Directions for this task = Copy the listing verbatim, excluding any images found in it.
------
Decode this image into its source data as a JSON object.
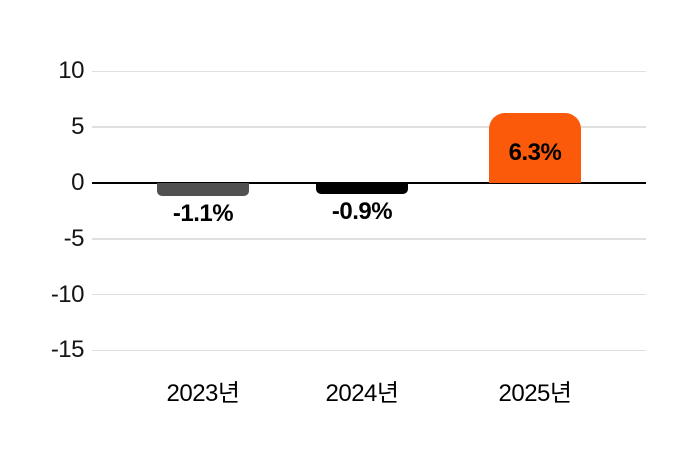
{
  "chart_data": {
    "type": "bar",
    "categories": [
      "2023년",
      "2024년",
      "2025년"
    ],
    "values": [
      -1.1,
      -0.9,
      6.3
    ],
    "value_labels": [
      "-1.1%",
      "-0.9%",
      "6.3%"
    ],
    "bar_colors": [
      "#515151",
      "#000000",
      "#FB5A0A"
    ],
    "value_label_color": "#000000",
    "yticks": [
      10,
      5,
      0,
      -5,
      -10,
      -15
    ],
    "ylim": [
      -17.5,
      12.5
    ],
    "grid": true,
    "legend_position": "none",
    "gridline_color": "#e0e0e0",
    "zero_line_color": "#000000",
    "y_axis_text_color": "#141414",
    "x_axis_text_color": "#000000",
    "background_color": "#ffffff"
  }
}
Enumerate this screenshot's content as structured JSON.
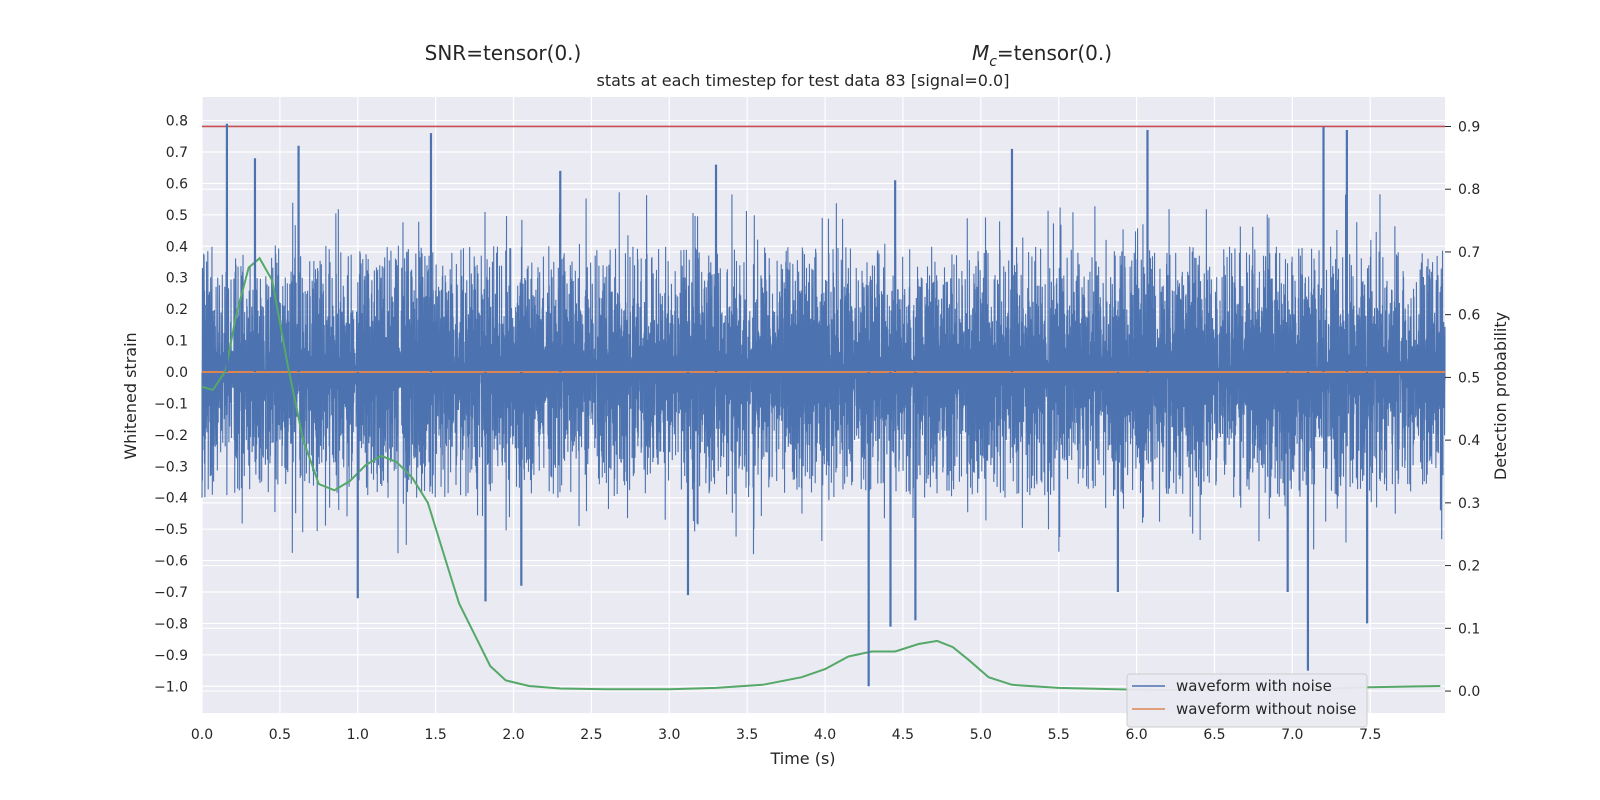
{
  "chart_data": {
    "type": "line",
    "headings": {
      "snr": "SNR=tensor(0.)",
      "mc_symbol": "M",
      "mc_sub": "c",
      "mc_value": "=tensor(0.)"
    },
    "title": "stats at each timestep for test data 83 [signal=0.0]",
    "xlabel": "Time (s)",
    "ylabel_left": "Whitened strain",
    "ylabel_right": "Detection probability",
    "xlim": [
      0.0,
      7.98
    ],
    "ylim_left": [
      -1.085,
      0.875
    ],
    "ylim_right": [
      -0.035,
      0.947
    ],
    "xticks": [
      "0.0",
      "0.5",
      "1.0",
      "1.5",
      "2.0",
      "2.5",
      "3.0",
      "3.5",
      "4.0",
      "4.5",
      "5.0",
      "5.5",
      "6.0",
      "6.5",
      "7.0",
      "7.5"
    ],
    "yticks_left": [
      "0.8",
      "0.7",
      "0.6",
      "0.5",
      "0.4",
      "0.3",
      "0.2",
      "0.1",
      "0.0",
      "−0.1",
      "−0.2",
      "−0.3",
      "−0.4",
      "−0.5",
      "−0.6",
      "−0.7",
      "−0.8",
      "−0.9",
      "−1.0"
    ],
    "yticks_right": [
      "0.9",
      "0.8",
      "0.7",
      "0.6",
      "0.5",
      "0.4",
      "0.3",
      "0.2",
      "0.1",
      "0.0"
    ],
    "grid": true,
    "legend_position": "lower-right",
    "colors": {
      "background": "#eaeaf2",
      "grid": "#ffffff",
      "noisy": "#4c72b0",
      "clean": "#dd8452",
      "probability": "#55a868",
      "threshold": "#c44e52"
    },
    "series": [
      {
        "name": "waveform with noise",
        "axis": "left",
        "style": "dense-noise",
        "typical_range": [
          -0.4,
          0.4
        ],
        "peaks": [
          {
            "x": 0.16,
            "y": 0.79
          },
          {
            "x": 0.34,
            "y": 0.68
          },
          {
            "x": 0.62,
            "y": 0.72
          },
          {
            "x": 1.47,
            "y": 0.76
          },
          {
            "x": 2.3,
            "y": 0.64
          },
          {
            "x": 3.3,
            "y": 0.66
          },
          {
            "x": 4.45,
            "y": 0.61
          },
          {
            "x": 5.2,
            "y": 0.71
          },
          {
            "x": 6.07,
            "y": 0.77
          },
          {
            "x": 7.2,
            "y": 0.78
          },
          {
            "x": 7.35,
            "y": 0.77
          },
          {
            "x": 1.0,
            "y": -0.72
          },
          {
            "x": 1.82,
            "y": -0.73
          },
          {
            "x": 2.05,
            "y": -0.68
          },
          {
            "x": 3.12,
            "y": -0.71
          },
          {
            "x": 4.28,
            "y": -1.0
          },
          {
            "x": 4.42,
            "y": -0.81
          },
          {
            "x": 4.58,
            "y": -0.79
          },
          {
            "x": 5.88,
            "y": -0.7
          },
          {
            "x": 6.97,
            "y": -0.7
          },
          {
            "x": 7.1,
            "y": -0.95
          },
          {
            "x": 7.48,
            "y": -0.8
          }
        ]
      },
      {
        "name": "waveform without noise",
        "axis": "left",
        "x": [
          0.0,
          7.98
        ],
        "y": [
          0.0,
          0.0
        ]
      },
      {
        "axis": "right",
        "x": [
          0.0,
          0.07,
          0.15,
          0.22,
          0.3,
          0.37,
          0.45,
          0.55,
          0.65,
          0.75,
          0.85,
          0.95,
          1.05,
          1.15,
          1.25,
          1.35,
          1.45,
          1.55,
          1.65,
          1.75,
          1.85,
          1.95,
          2.1,
          2.3,
          2.6,
          3.0,
          3.3,
          3.6,
          3.85,
          4.0,
          4.15,
          4.3,
          4.45,
          4.6,
          4.72,
          4.82,
          4.92,
          5.05,
          5.2,
          5.5,
          6.0,
          6.5,
          7.0,
          7.5,
          7.95
        ],
        "y": [
          0.485,
          0.48,
          0.51,
          0.6,
          0.675,
          0.69,
          0.655,
          0.52,
          0.4,
          0.33,
          0.32,
          0.335,
          0.36,
          0.375,
          0.365,
          0.34,
          0.3,
          0.22,
          0.14,
          0.09,
          0.04,
          0.017,
          0.008,
          0.004,
          0.003,
          0.003,
          0.005,
          0.01,
          0.022,
          0.035,
          0.055,
          0.063,
          0.063,
          0.075,
          0.08,
          0.07,
          0.05,
          0.022,
          0.01,
          0.005,
          0.002,
          0.001,
          0.002,
          0.006,
          0.008
        ]
      },
      {
        "axis": "right",
        "style": "threshold",
        "y": 0.9
      }
    ]
  }
}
------
Task answer =
Decode this image into its source data as a JSON object.
{
  "chart_data": {
    "type": "bar",
    "categories": [
      "2023년",
      "2024년",
      "2025년"
    ],
    "values": [
      -1.1,
      -0.9,
      6.3
    ],
    "value_labels": [
      "-1.1%",
      "-0.9%",
      "6.3%"
    ],
    "bar_colors": [
      "#515151",
      "#000000",
      "#FB5A0A"
    ],
    "value_label_color": "#000000",
    "yticks": [
      10,
      5,
      0,
      -5,
      -10,
      -15
    ],
    "ylim": [
      -17.5,
      12.5
    ],
    "grid": true,
    "legend_position": "none",
    "gridline_color": "#e0e0e0",
    "zero_line_color": "#000000",
    "y_axis_text_color": "#141414",
    "x_axis_text_color": "#000000",
    "background_color": "#ffffff"
  }
}
Enumerate this screenshot's content as structured JSON.
{
  "chart_data": {
    "type": "line",
    "headings": {
      "snr": "SNR=tensor(0.)",
      "mc_symbol": "M",
      "mc_sub": "c",
      "mc_value": "=tensor(0.)"
    },
    "title": "stats at each timestep for test data 83 [signal=0.0]",
    "xlabel": "Time (s)",
    "ylabel_left": "Whitened strain",
    "ylabel_right": "Detection probability",
    "xlim": [
      0.0,
      7.98
    ],
    "ylim_left": [
      -1.085,
      0.875
    ],
    "ylim_right": [
      -0.035,
      0.947
    ],
    "xticks": [
      "0.0",
      "0.5",
      "1.0",
      "1.5",
      "2.0",
      "2.5",
      "3.0",
      "3.5",
      "4.0",
      "4.5",
      "5.0",
      "5.5",
      "6.0",
      "6.5",
      "7.0",
      "7.5"
    ],
    "yticks_left": [
      "0.8",
      "0.7",
      "0.6",
      "0.5",
      "0.4",
      "0.3",
      "0.2",
      "0.1",
      "0.0",
      "−0.1",
      "−0.2",
      "−0.3",
      "−0.4",
      "−0.5",
      "−0.6",
      "−0.7",
      "−0.8",
      "−0.9",
      "−1.0"
    ],
    "yticks_right": [
      "0.9",
      "0.8",
      "0.7",
      "0.6",
      "0.5",
      "0.4",
      "0.3",
      "0.2",
      "0.1",
      "0.0"
    ],
    "grid": true,
    "legend_position": "lower-right",
    "colors": {
      "background": "#eaeaf2",
      "grid": "#ffffff",
      "noisy": "#4c72b0",
      "clean": "#dd8452",
      "probability": "#55a868",
      "threshold": "#c44e52"
    },
    "series": [
      {
        "name": "waveform with noise",
        "axis": "left",
        "style": "dense-noise",
        "typical_range": [
          -0.4,
          0.4
        ],
        "peaks": [
          {
            "x": 0.16,
            "y": 0.79
          },
          {
            "x": 0.34,
            "y": 0.68
          },
          {
            "x": 0.62,
            "y": 0.72
          },
          {
            "x": 1.47,
            "y": 0.76
          },
          {
            "x": 2.3,
            "y": 0.64
          },
          {
            "x": 3.3,
            "y": 0.66
          },
          {
            "x": 4.45,
            "y": 0.61
          },
          {
            "x": 5.2,
            "y": 0.71
          },
          {
            "x": 6.07,
            "y": 0.77
          },
          {
            "x": 7.2,
            "y": 0.78
          },
          {
            "x": 7.35,
            "y": 0.77
          },
          {
            "x": 1.0,
            "y": -0.72
          },
          {
            "x": 1.82,
            "y": -0.73
          },
          {
            "x": 2.05,
            "y": -0.68
          },
          {
            "x": 3.12,
            "y": -0.71
          },
          {
            "x": 4.28,
            "y": -1.0
          },
          {
            "x": 4.42,
            "y": -0.81
          },
          {
            "x": 4.58,
            "y": -0.79
          },
          {
            "x": 5.88,
            "y": -0.7
          },
          {
            "x": 6.97,
            "y": -0.7
          },
          {
            "x": 7.1,
            "y": -0.95
          },
          {
            "x": 7.48,
            "y": -0.8
          }
        ]
      },
      {
        "name": "waveform without noise",
        "axis": "left",
        "x": [
          0.0,
          7.98
        ],
        "y": [
          0.0,
          0.0
        ]
      },
      {
        "axis": "right",
        "x": [
          0.0,
          0.07,
          0.15,
          0.22,
          0.3,
          0.37,
          0.45,
          0.55,
          0.65,
          0.75,
          0.85,
          0.95,
          1.05,
          1.15,
          1.25,
          1.35,
          1.45,
          1.55,
          1.65,
          1.75,
          1.85,
          1.95,
          2.1,
          2.3,
          2.6,
          3.0,
          3.3,
          3.6,
          3.85,
          4.0,
          4.15,
          4.3,
          4.45,
          4.6,
          4.72,
          4.82,
          4.92,
          5.05,
          5.2,
          5.5,
          6.0,
          6.5,
          7.0,
          7.5,
          7.95
        ],
        "y": [
          0.485,
          0.48,
          0.51,
          0.6,
          0.675,
          0.69,
          0.655,
          0.52,
          0.4,
          0.33,
          0.32,
          0.335,
          0.36,
          0.375,
          0.365,
          0.34,
          0.3,
          0.22,
          0.14,
          0.09,
          0.04,
          0.017,
          0.008,
          0.004,
          0.003,
          0.003,
          0.005,
          0.01,
          0.022,
          0.035,
          0.055,
          0.063,
          0.063,
          0.075,
          0.08,
          0.07,
          0.05,
          0.022,
          0.01,
          0.005,
          0.002,
          0.001,
          0.002,
          0.006,
          0.008
        ]
      },
      {
        "axis": "right",
        "style": "threshold",
        "y": 0.9
      }
    ]
  }
}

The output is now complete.